Material for this exercise
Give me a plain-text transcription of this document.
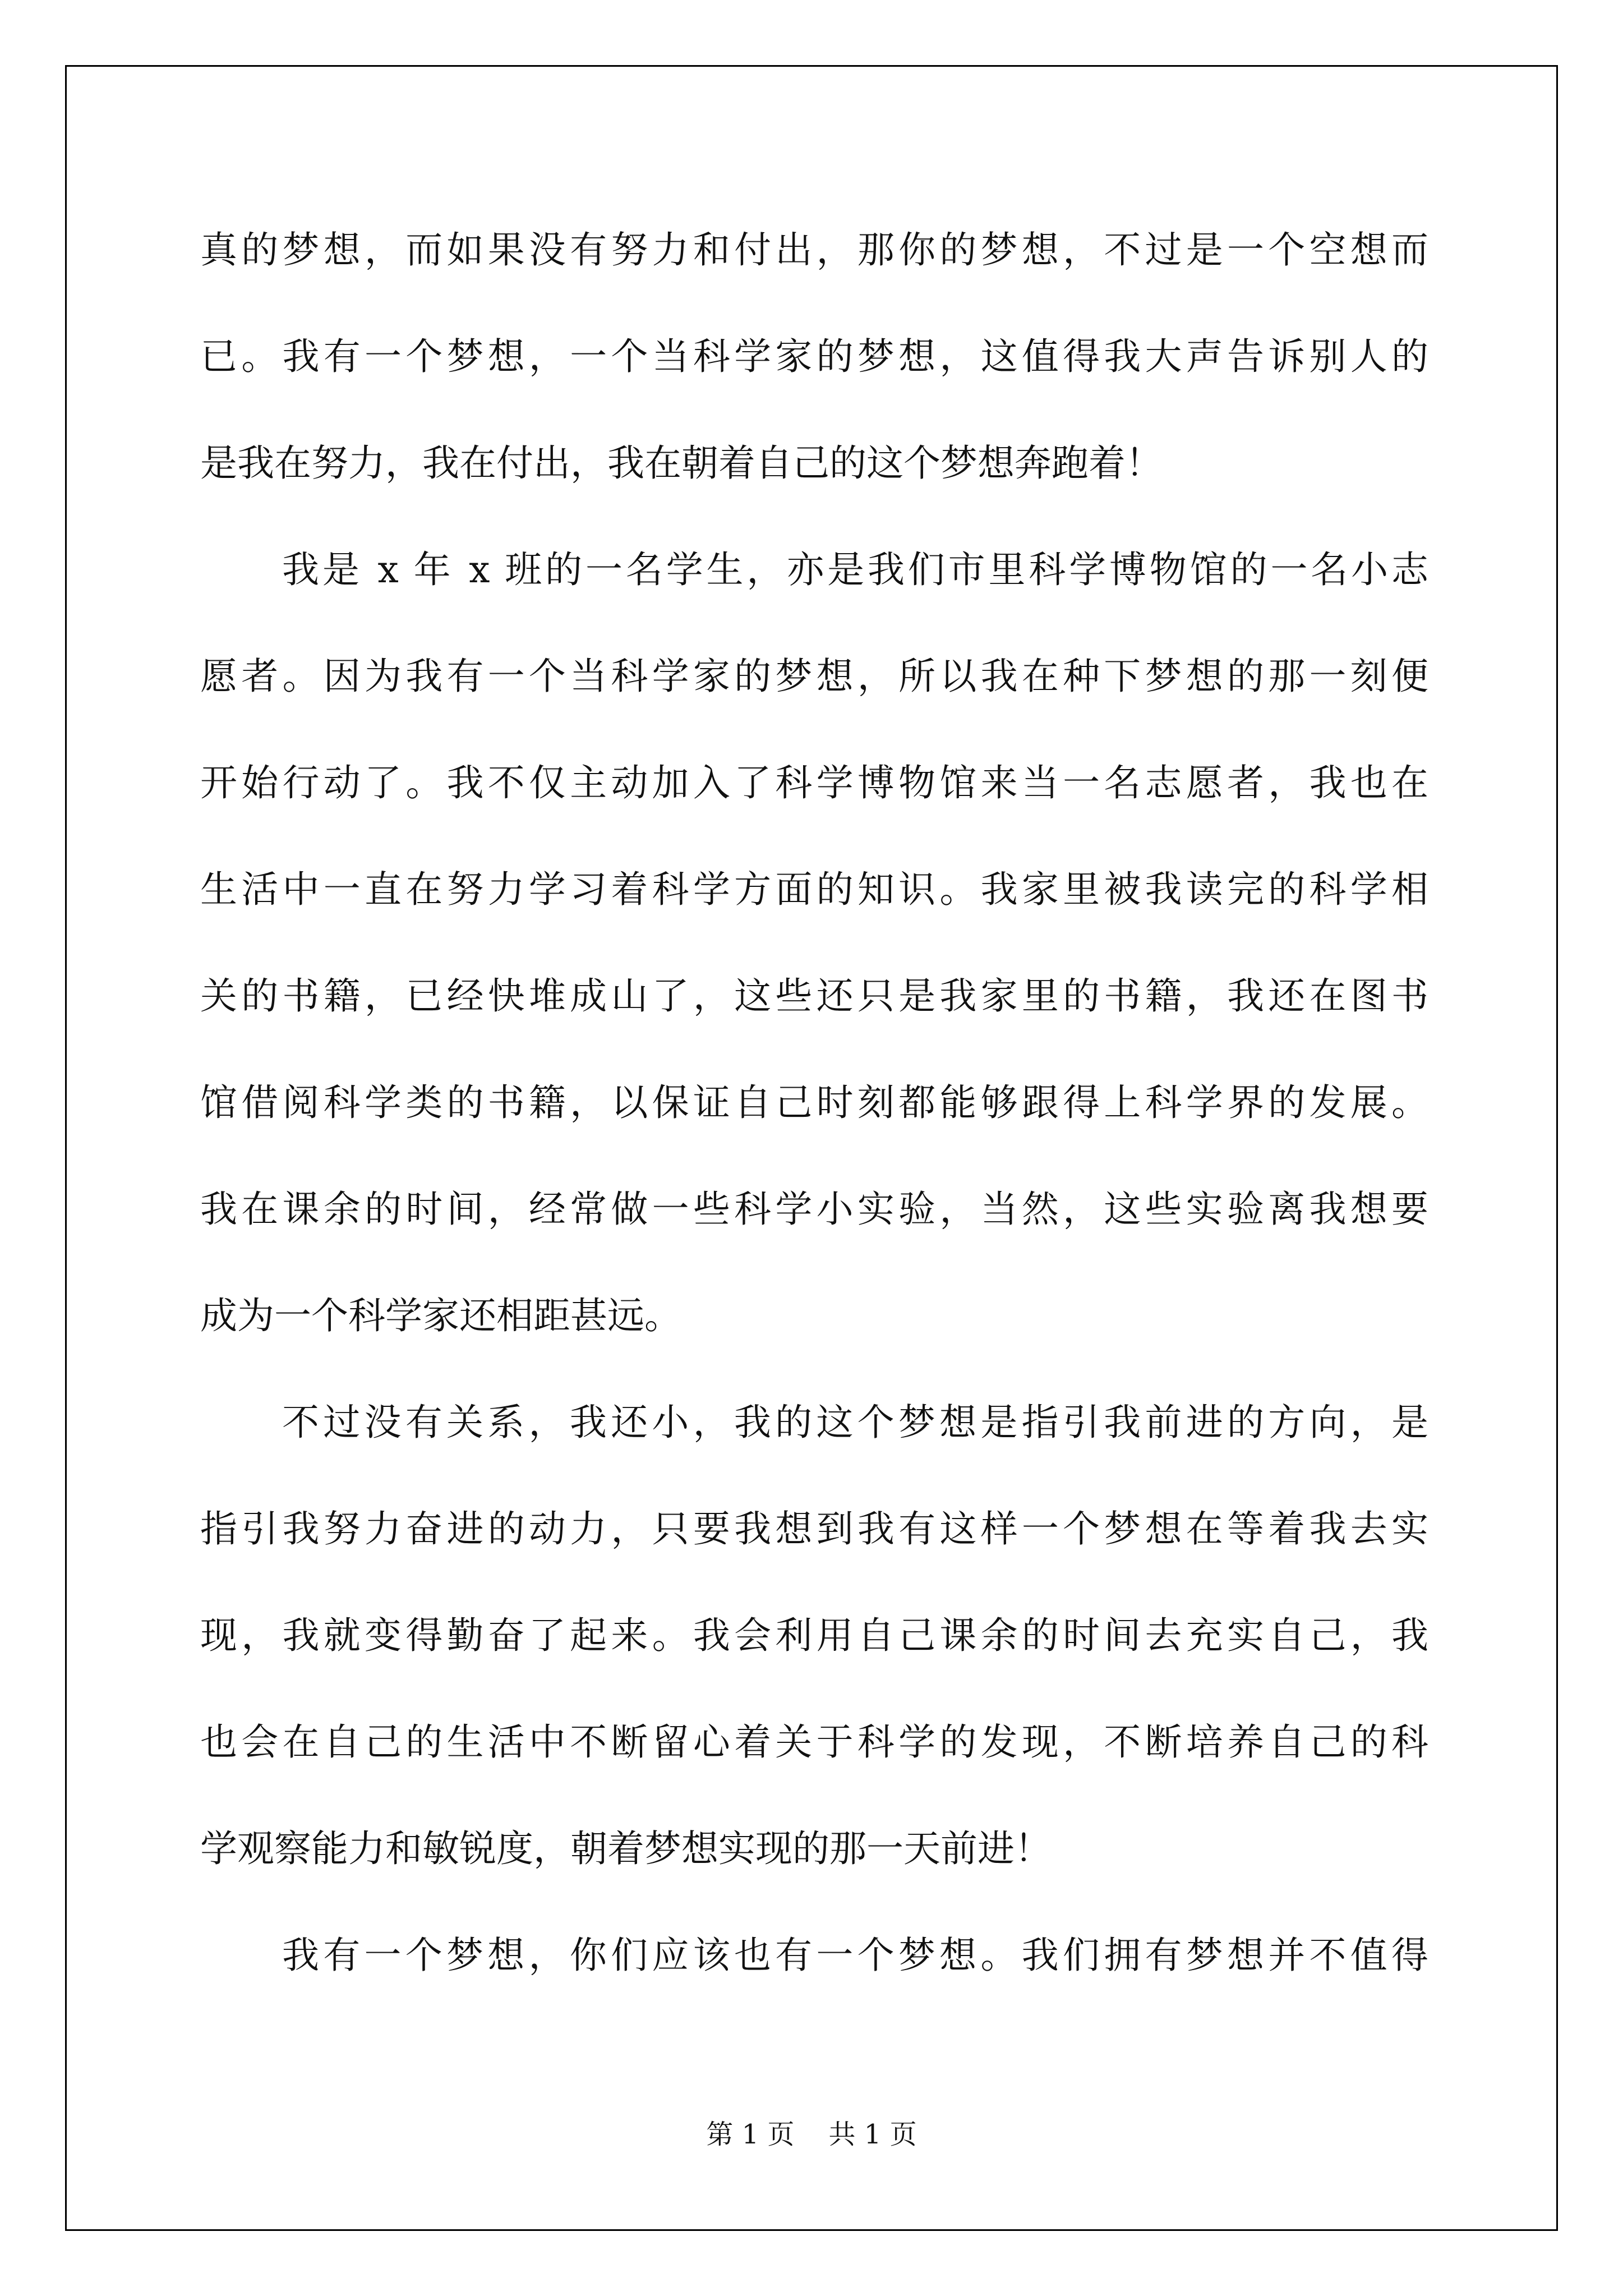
真的梦想，而如果没有努力和付出，那你的梦想，不过是一个空想而
已。我有一个梦想，一个当科学家的梦想，这值得我大声告诉别人的
是我在努力，我在付出，我在朝着自己的这个梦想奔跑着！
我是 x 年 x 班的一名学生，亦是我们市里科学博物馆的一名小志
愿者。因为我有一个当科学家的梦想，所以我在种下梦想的那一刻便
开始行动了。我不仅主动加入了科学博物馆来当一名志愿者，我也在
生活中一直在努力学习着科学方面的知识。我家里被我读完的科学相
关的书籍，已经快堆成山了，这些还只是我家里的书籍，我还在图书
馆借阅科学类的书籍，以保证自己时刻都能够跟得上科学界的发展。
我在课余的时间，经常做一些科学小实验，当然，这些实验离我想要
成为一个科学家还相距甚远。
不过没有关系，我还小，我的这个梦想是指引我前进的方向，是
指引我努力奋进的动力，只要我想到我有这样一个梦想在等着我去实
现，我就变得勤奋了起来。我会利用自己课余的时间去充实自己，我
也会在自己的生活中不断留心着关于科学的发现，不断培养自己的科
学观察能力和敏锐度，朝着梦想实现的那一天前进！
我有一个梦想，你们应该也有一个梦想。我们拥有梦想并不值得
第 1 页    共 1 页
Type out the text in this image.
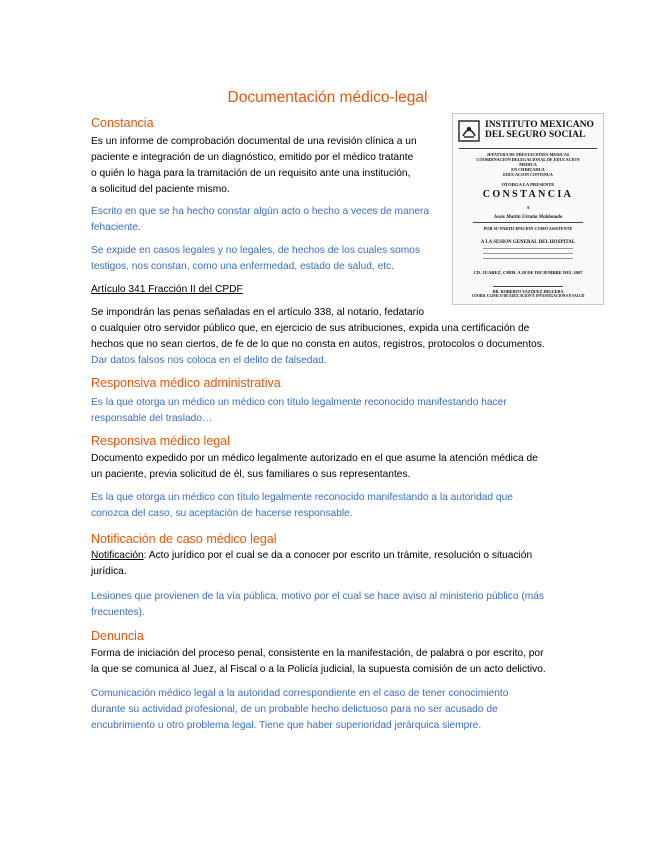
Documentación médico-legal
Constancia
Es un informe de comprobación documental de una revisión clínica a un
paciente e integración de un diagnóstico, emitido por el médico tratante
o quién lo haga para la tramitación de un requisito ante una institución,
a solicitud del paciente mismo.
Escrito en que se ha hecho constar algún acto o hecho a veces de manera
fehaciente.
Se expide en casos legales y no legales, de hechos de los cuales somos
testigos, nos constan, como una enfermedad, estado de salud, etc.
Artículo 341 Fracción II del CPDF
Se impondrán las penas señaladas en el artículo 338, al notario, fedatario
o cualquier otro servidor público que, en ejercicio de sus atribuciones, expida una certificación de
hechos que no sean ciertos, de fe de lo que no consta en autos, registros, protocolos o documentos.
Dar datos falsos nos coloca en el delito de falsedad.
Responsiva médico administrativa
Es la que otorga un médico un médico con título legalmente reconocido manifestando hacer
responsable del traslado…
Responsiva médico legal
Documento expedido por un médico legalmente autorizado en el que asume la atención médica de
un paciente, previa solicitud de él, sus familiares o sus representantes.
Es la que otorga un médico con título legalmente reconocido manifestando a la autoridad que
conozca del caso, su aceptación de hacerse responsable.
Notificación de caso médico legal
Notificación: Acto jurídico por el cual se da a conocer por escrito un trámite, resolución o situación
jurídica.
Lesiones que provienen de la vía pública, motivo por el cual se hace aviso al ministerio público (más
frecuentes).
Denuncia
Forma de iniciación del proceso penal, consistente en la manifestación, de palabra o por escrito, por
la que se comunica al Juez, al Fiscal o a la Policía judicial, la supuesta comisión de un acto delictivo.
Comunicación médico legal a la autoridad correspondiente en el caso de tener conocimiento
durante su actividad profesional, de un probable hecho delictuoso para no ser acusado de
encubrimiento u otro problema legal. Tiene que haber superioridad jerárquica siempre.
INSTITUTO MEXICANO
DEL SEGURO SOCIAL
JEFATURA DE PRESTACIONES MEDICAS
COORDINACION DELEGACIONAL DE EDUCACION
MEDICA
EN CHIHUAHUA
EDUCACION CONTINUA
OTORGA LA PRESENTE
CONSTANCIA
A
Jesús Martín Urrutia Maldonado
POR SU PARTICIPACION COMO ASISTENTE
A LA SESION GENERAL DEL HOSPITAL
CD. JUAREZ, CHIH. A 20 DE DICIEMBRE DEL 2007
DR. ROBERTO VAZQUEZ HIGUERA
COORD. CLINICO DE EDUCACION E INVESTIGACION EN SALUD
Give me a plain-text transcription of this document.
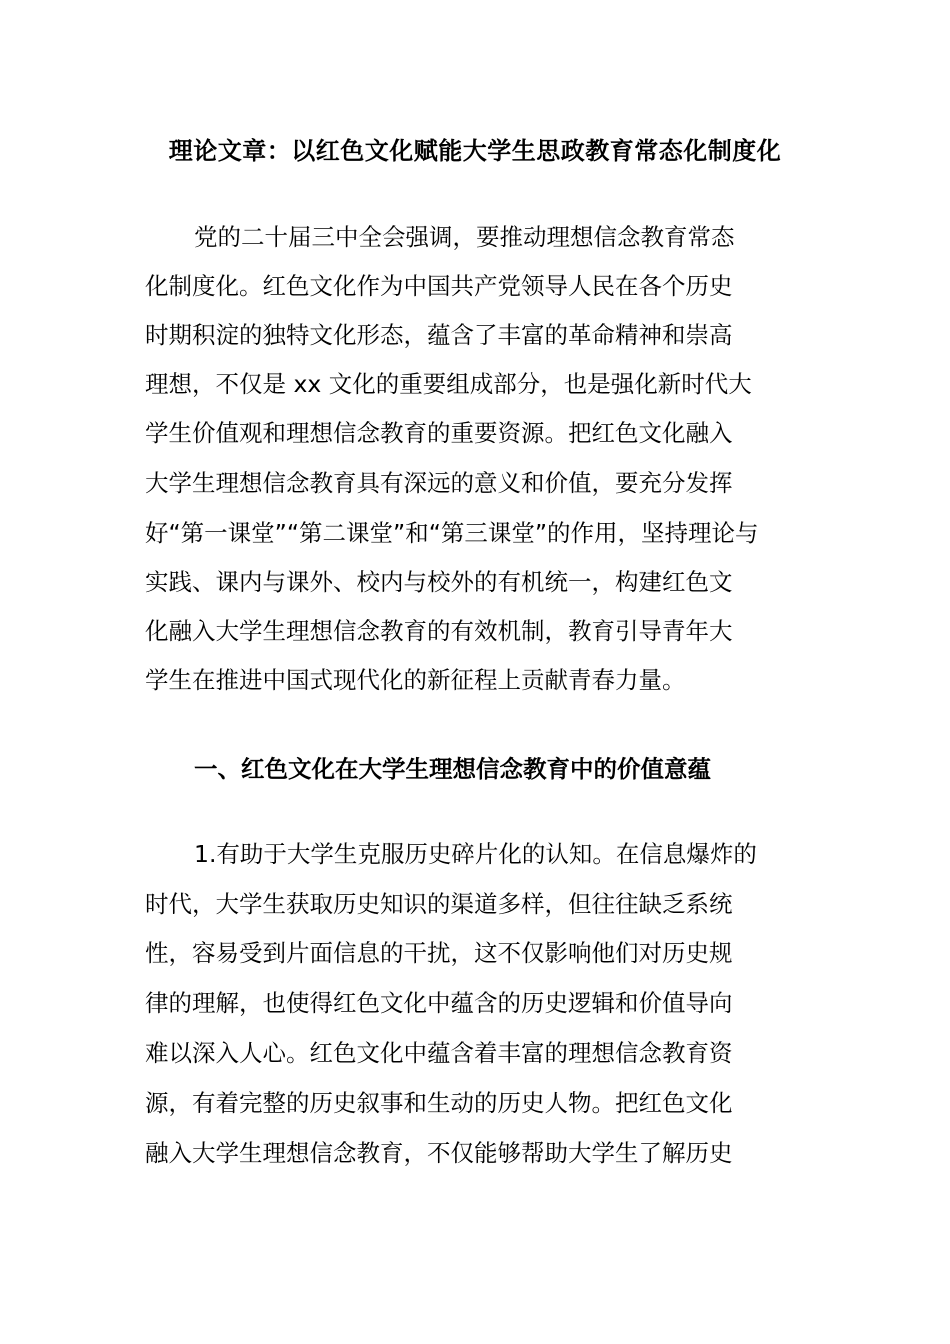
理论文章：以红色文化赋能大学生思政教育常态化制度化
党的二十届三中全会强调，要推动理想信念教育常态
化制度化。红色文化作为中国共产党领导人民在各个历史
时期积淀的独特文化形态，蕴含了丰富的革命精神和崇高
理想，不仅是 xx 文化的重要组成部分，也是强化新时代大
学生价值观和理想信念教育的重要资源。把红色文化融入
大学生理想信念教育具有深远的意义和价值，要充分发挥
好“第一课堂”“第二课堂”和“第三课堂”的作用，坚持理论与
实践、课内与课外、校内与校外的有机统一，构建红色文
化融入大学生理想信念教育的有效机制，教育引导青年大
学生在推进中国式现代化的新征程上贡献青春力量。
一、红色文化在大学生理想信念教育中的价值意蕴
1.有助于大学生克服历史碎片化的认知。在信息爆炸的
时代，大学生获取历史知识的渠道多样，但往往缺乏系统
性，容易受到片面信息的干扰，这不仅影响他们对历史规
律的理解，也使得红色文化中蕴含的历史逻辑和价值导向
难以深入人心。红色文化中蕴含着丰富的理想信念教育资
源，有着完整的历史叙事和生动的历史人物。把红色文化
融入大学生理想信念教育，不仅能够帮助大学生了解历史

Exercise
Pull out every line of the records above that contains the word "público".

Result of the task
o cualquier otro servidor público que, en ejercicio de sus atribuciones, expida una certificación de
Lesiones que provienen de la vía pública, motivo por el cual se hace aviso al ministerio público (más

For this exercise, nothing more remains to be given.